* start Records provided *
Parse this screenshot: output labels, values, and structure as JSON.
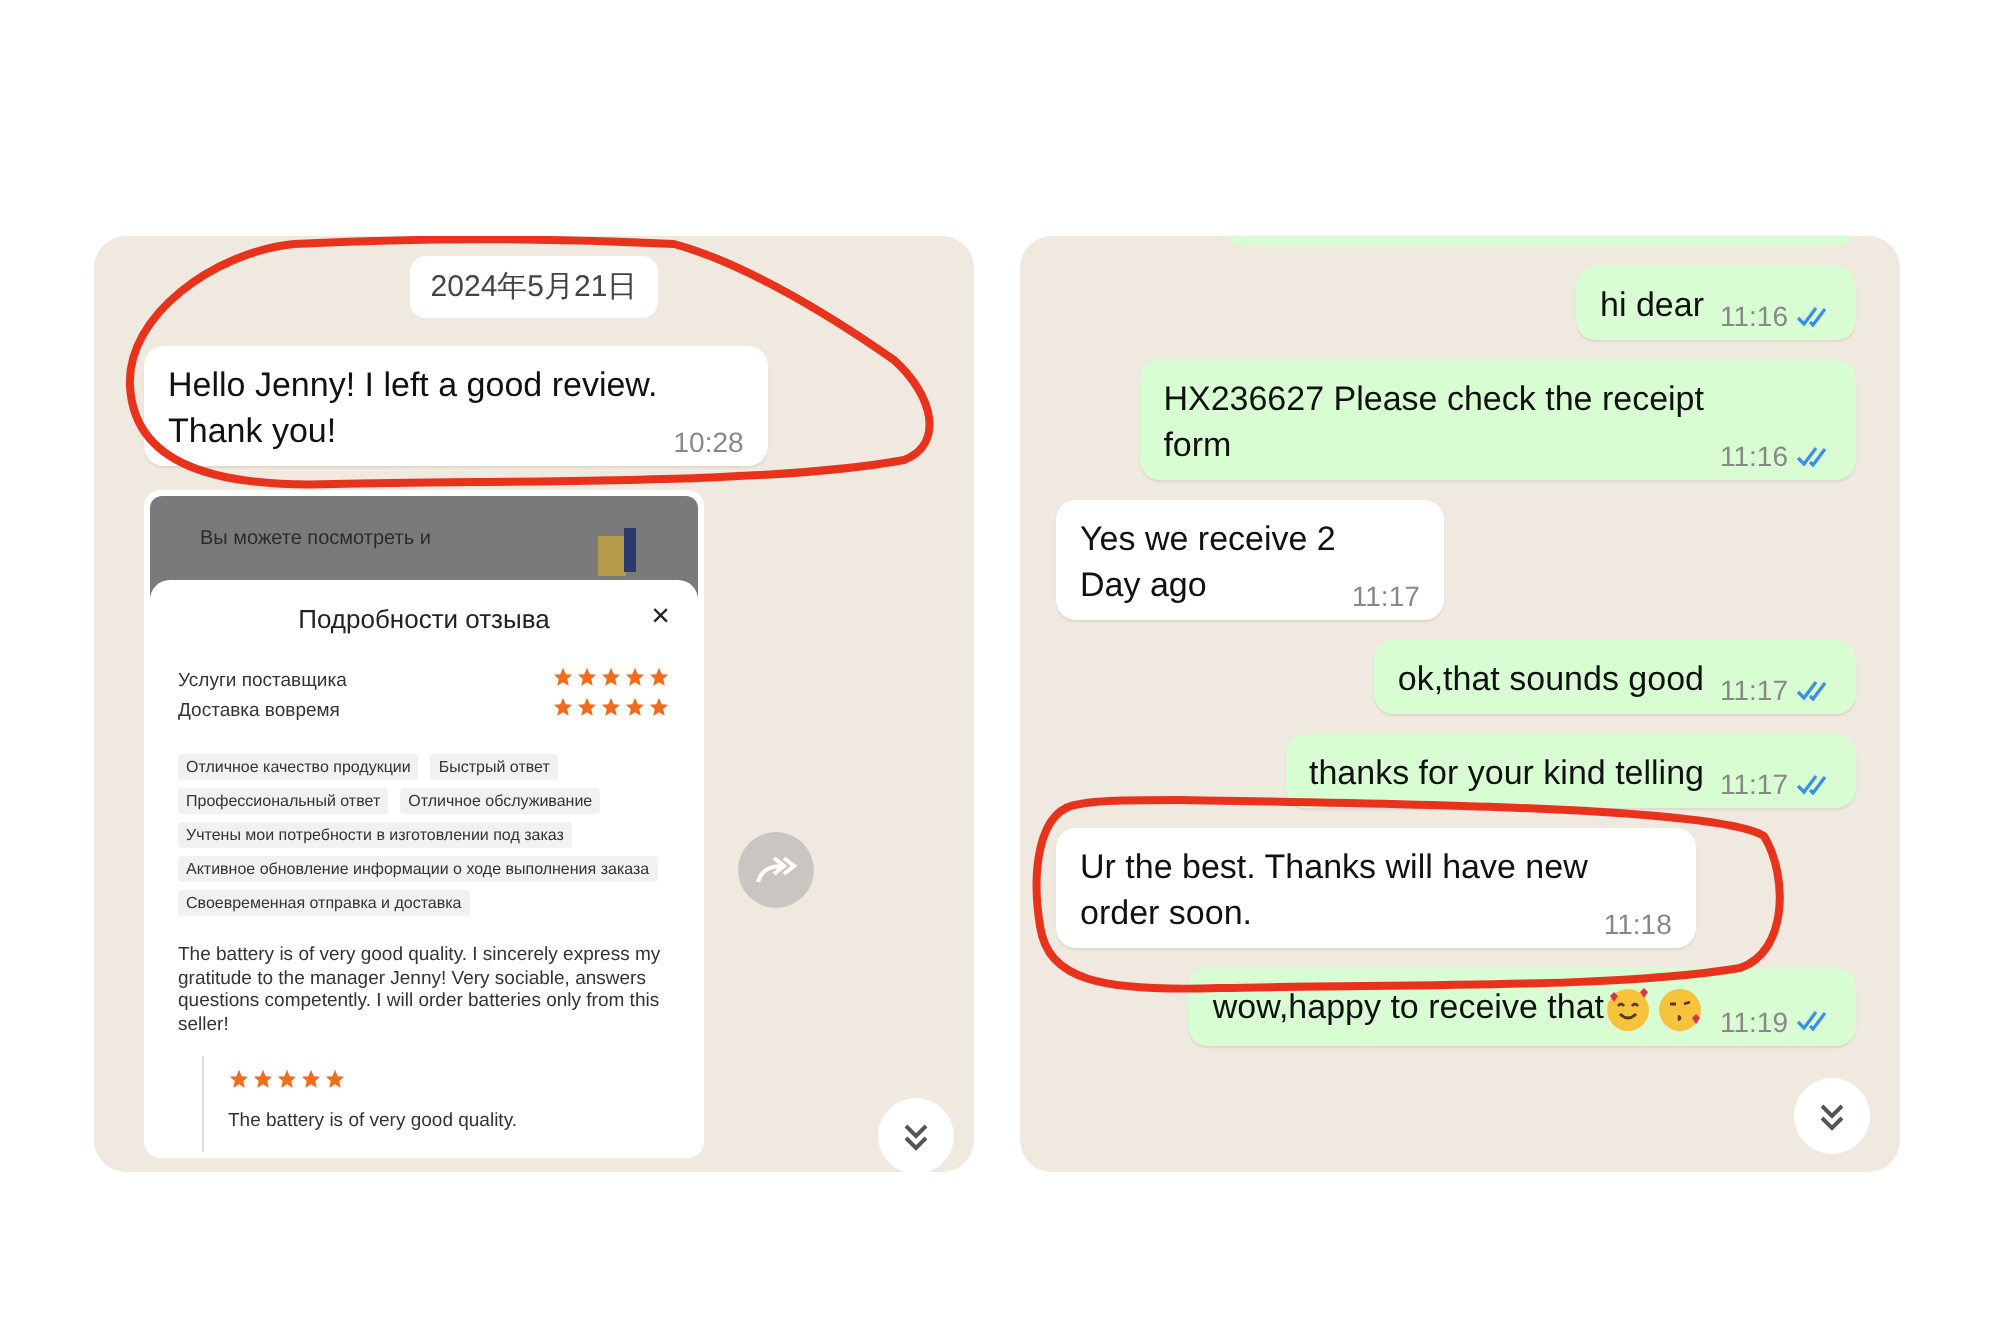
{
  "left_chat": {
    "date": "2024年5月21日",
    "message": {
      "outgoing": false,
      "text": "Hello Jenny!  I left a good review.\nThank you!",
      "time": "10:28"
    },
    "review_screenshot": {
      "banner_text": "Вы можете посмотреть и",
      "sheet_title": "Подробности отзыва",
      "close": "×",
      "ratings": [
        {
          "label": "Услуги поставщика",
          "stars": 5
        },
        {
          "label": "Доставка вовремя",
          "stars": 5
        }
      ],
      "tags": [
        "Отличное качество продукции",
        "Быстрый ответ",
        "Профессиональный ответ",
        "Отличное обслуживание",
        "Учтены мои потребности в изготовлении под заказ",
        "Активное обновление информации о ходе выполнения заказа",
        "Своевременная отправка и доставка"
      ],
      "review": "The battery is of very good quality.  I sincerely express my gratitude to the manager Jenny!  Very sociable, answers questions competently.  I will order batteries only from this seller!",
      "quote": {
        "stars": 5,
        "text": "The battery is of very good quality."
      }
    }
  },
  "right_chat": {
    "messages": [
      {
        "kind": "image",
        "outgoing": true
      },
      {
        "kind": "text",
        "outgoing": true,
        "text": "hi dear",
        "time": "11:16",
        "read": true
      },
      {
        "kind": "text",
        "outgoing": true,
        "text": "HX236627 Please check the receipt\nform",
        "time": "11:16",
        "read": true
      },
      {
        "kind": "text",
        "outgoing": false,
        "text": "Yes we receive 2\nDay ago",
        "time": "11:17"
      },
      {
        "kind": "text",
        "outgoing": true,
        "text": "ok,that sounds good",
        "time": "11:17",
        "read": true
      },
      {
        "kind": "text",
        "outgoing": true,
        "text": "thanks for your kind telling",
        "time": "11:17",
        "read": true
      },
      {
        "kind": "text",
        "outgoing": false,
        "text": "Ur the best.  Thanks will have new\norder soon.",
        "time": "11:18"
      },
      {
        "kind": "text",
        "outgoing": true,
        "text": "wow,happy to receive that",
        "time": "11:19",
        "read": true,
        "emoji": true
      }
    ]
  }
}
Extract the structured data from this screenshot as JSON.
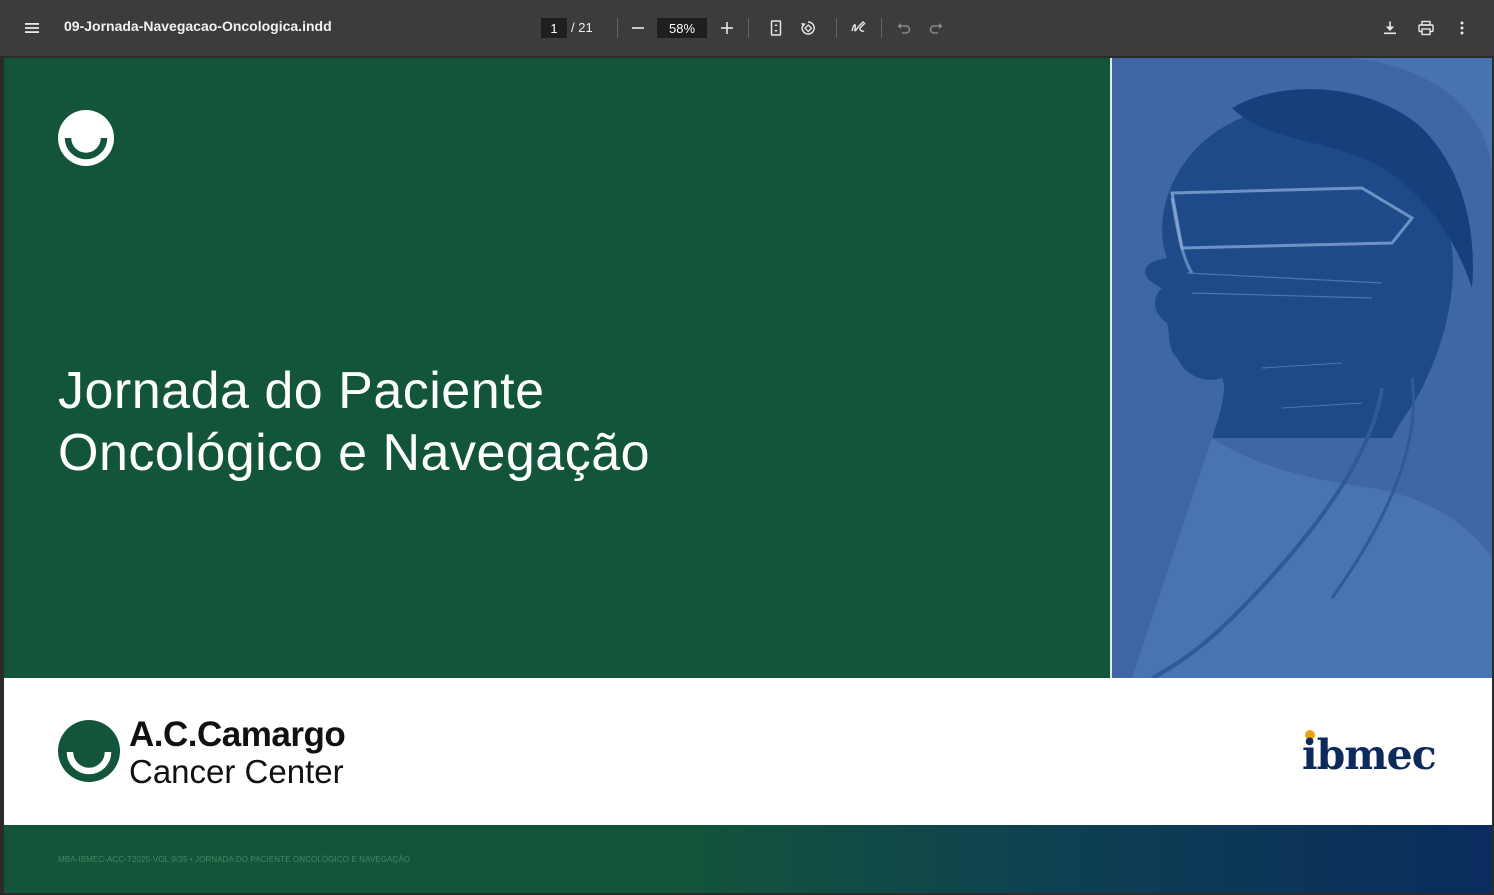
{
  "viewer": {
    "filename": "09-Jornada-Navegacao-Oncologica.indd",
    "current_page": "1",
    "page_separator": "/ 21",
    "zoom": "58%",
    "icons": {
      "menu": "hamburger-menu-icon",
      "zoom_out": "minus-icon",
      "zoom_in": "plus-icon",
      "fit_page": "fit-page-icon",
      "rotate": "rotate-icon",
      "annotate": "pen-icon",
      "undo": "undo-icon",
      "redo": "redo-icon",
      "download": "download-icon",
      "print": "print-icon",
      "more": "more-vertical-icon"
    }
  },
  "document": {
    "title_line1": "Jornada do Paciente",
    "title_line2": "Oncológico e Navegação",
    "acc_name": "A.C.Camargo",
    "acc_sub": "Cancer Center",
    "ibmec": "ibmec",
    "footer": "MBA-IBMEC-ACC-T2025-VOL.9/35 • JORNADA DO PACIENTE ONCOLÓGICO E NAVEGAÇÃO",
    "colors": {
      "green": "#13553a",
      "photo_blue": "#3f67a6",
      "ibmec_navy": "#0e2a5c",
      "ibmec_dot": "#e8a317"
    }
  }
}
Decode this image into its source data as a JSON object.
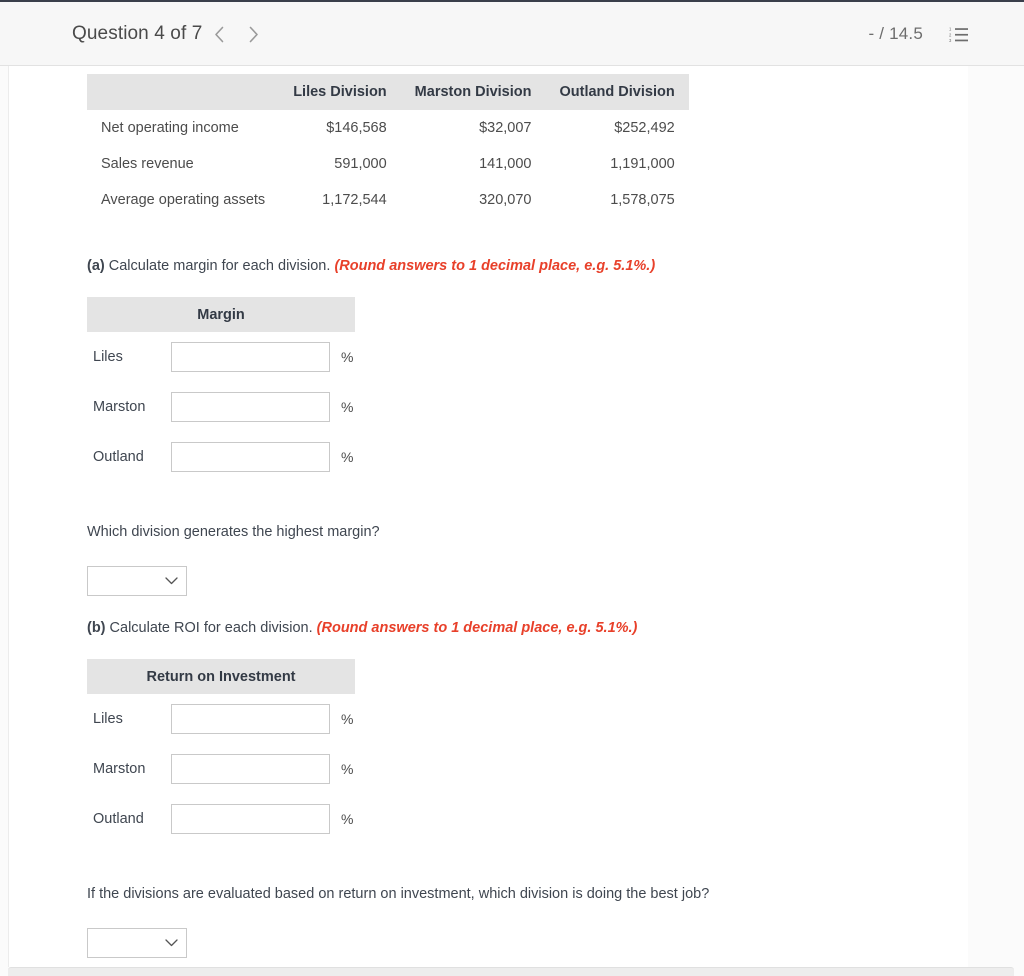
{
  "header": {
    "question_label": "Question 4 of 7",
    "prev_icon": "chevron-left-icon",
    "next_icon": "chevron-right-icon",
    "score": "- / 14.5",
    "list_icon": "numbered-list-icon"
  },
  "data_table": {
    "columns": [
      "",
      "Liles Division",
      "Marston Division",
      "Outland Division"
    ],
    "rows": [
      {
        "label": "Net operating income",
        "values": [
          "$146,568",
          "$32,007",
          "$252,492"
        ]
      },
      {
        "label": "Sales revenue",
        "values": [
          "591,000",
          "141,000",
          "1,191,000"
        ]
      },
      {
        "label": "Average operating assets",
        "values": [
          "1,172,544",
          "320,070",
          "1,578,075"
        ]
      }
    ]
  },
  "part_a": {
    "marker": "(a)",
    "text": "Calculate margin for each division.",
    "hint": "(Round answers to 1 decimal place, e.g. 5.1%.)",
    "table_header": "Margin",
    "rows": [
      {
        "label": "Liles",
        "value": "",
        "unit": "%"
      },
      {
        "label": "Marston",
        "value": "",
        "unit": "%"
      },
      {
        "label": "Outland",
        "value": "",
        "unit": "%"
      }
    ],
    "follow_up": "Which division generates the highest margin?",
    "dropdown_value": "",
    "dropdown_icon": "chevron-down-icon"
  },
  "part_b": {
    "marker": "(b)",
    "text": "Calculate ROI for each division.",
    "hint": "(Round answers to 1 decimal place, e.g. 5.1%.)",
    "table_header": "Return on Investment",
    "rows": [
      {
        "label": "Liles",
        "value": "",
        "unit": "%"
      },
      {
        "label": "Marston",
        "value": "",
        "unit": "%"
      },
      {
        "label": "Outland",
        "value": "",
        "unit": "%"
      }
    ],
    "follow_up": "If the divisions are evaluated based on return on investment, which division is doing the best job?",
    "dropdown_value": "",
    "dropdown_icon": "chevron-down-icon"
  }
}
* end Records provided *
> What is asked
Return each line among the entries that holds the word "this".

> Written answer
Parse this screenshot: output labels, values, and structure as JSON.
      "review": "The battery is of very good quality.  I sincerely express my gratitude to the manager Jenny!  Very sociable, answers questions competently.  I will order batteries only from this seller!",
Extract the structured data from this screenshot as JSON.
Decode this image into its source data as a JSON object.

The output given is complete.